◆ INSTRUCTIONS TO FOLLOW:
Pictures stay out of your copy, but everything else in the records below must be repeated exactly.

:::

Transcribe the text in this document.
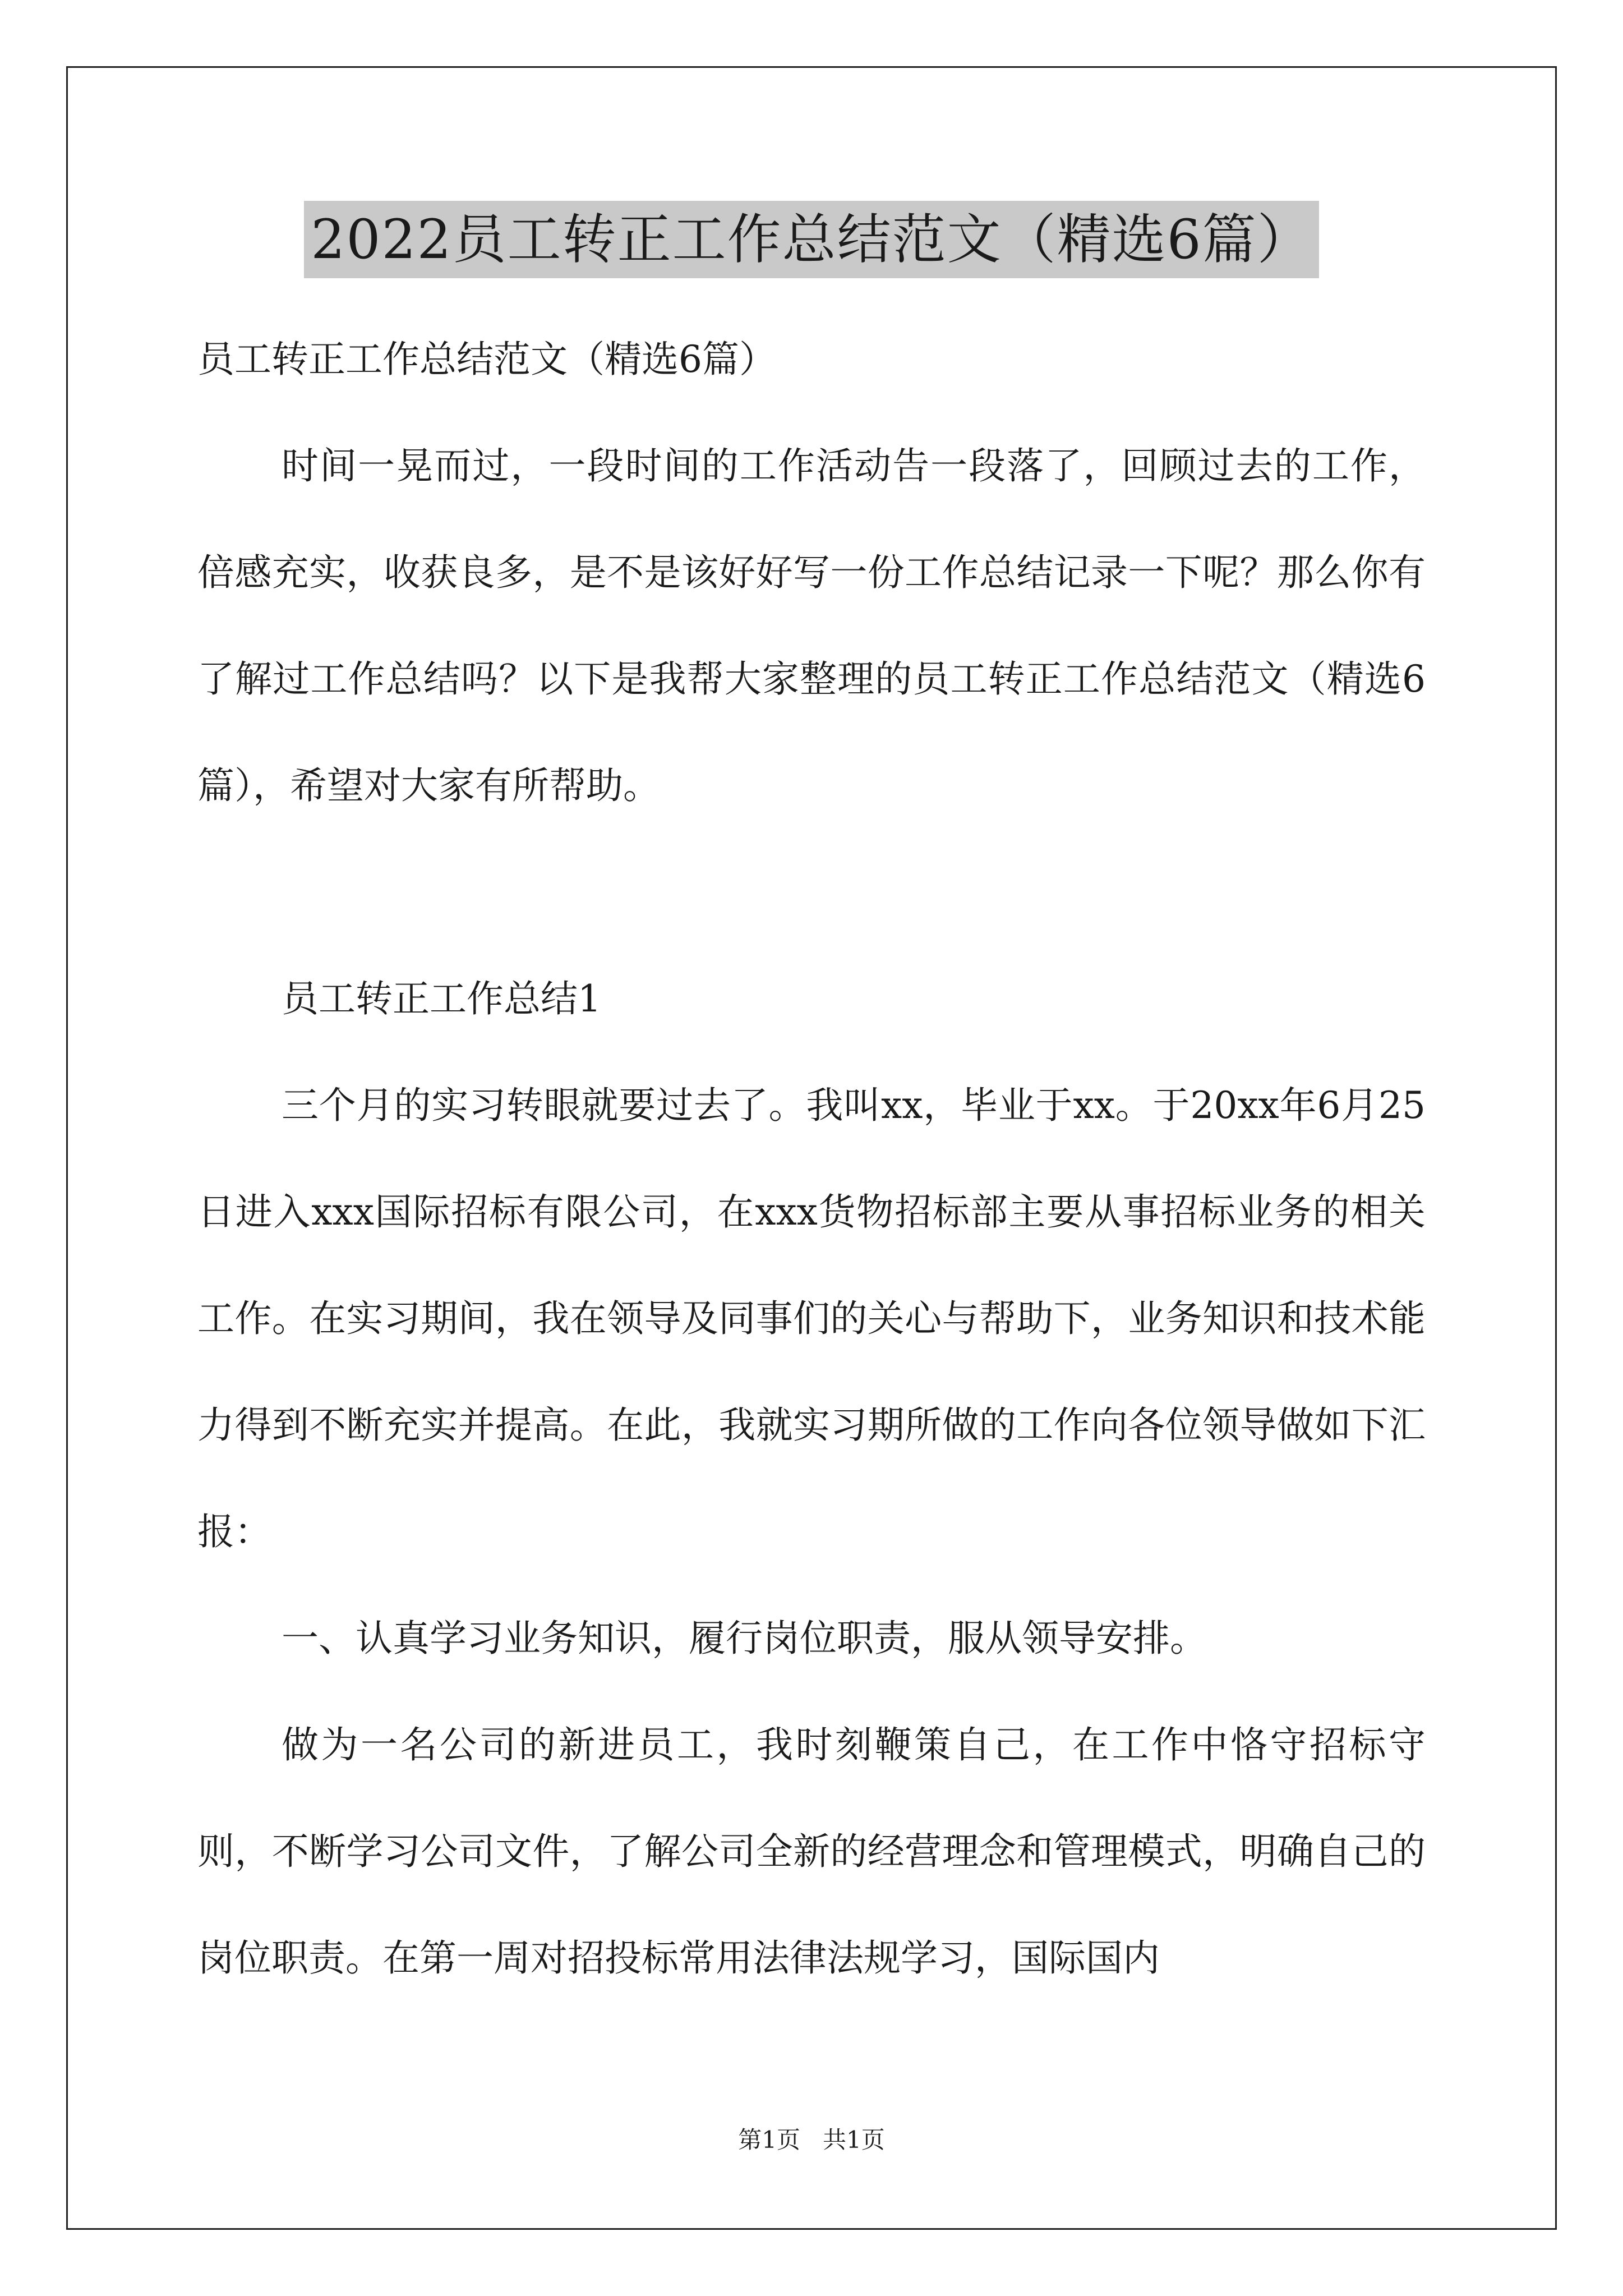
2022员工转正工作总结范文（精选6篇）

员工转正工作总结范文（精选6篇）

时间一晃而过，一段时间的工作活动告一段落了，回顾过去的工作，倍感充实，收获良多，是不是该好好写一份工作总结记录一下呢？那么你有了解过工作总结吗？以下是我帮大家整理的员工转正工作总结范文（精选6篇），希望对大家有所帮助。

员工转正工作总结1

三个月的实习转眼就要过去了。我叫xx，毕业于xx。于20xx年6月25日进入xxx国际招标有限公司，在xxx货物招标部主要从事招标业务的相关工作。在实习期间，我在领导及同事们的关心与帮助下，业务知识和技术能力得到不断充实并提高。在此，我就实习期所做的工作向各位领导做如下汇报：

一、认真学习业务知识，履行岗位职责，服从领导安排。

做为一名公司的新进员工，我时刻鞭策自己，在工作中恪守招标守则，不断学习公司文件，了解公司全新的经营理念和管理模式，明确自己的岗位职责。在第一周对招投标常用法律法规学习，国际国内

第1页   共1页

:::

◆ EXERCISE ANSWER:
Transcribe the text in this document.
2022员工转正工作总结范文（精选6篇）

员工转正工作总结范文（精选6篇）

时间一晃而过，一段时间的工作活动告一段落了，回顾过去的工作，倍感充实，收获良多，是不是该好好写一份工作总结记录一下呢？那么你有了解过工作总结吗？以下是我帮大家整理的员工转正工作总结范文（精选6篇），希望对大家有所帮助。

员工转正工作总结1

三个月的实习转眼就要过去了。我叫xx，毕业于xx。于20xx年6月25日进入xxx国际招标有限公司，在xxx货物招标部主要从事招标业务的相关工作。在实习期间，我在领导及同事们的关心与帮助下，业务知识和技术能力得到不断充实并提高。在此，我就实习期所做的工作向各位领导做如下汇报：

一、认真学习业务知识，履行岗位职责，服从领导安排。

做为一名公司的新进员工，我时刻鞭策自己，在工作中恪守招标守则，不断学习公司文件，了解公司全新的经营理念和管理模式，明确自己的岗位职责。在第一周对招投标常用法律法规学习，国际国内

第1页   共1页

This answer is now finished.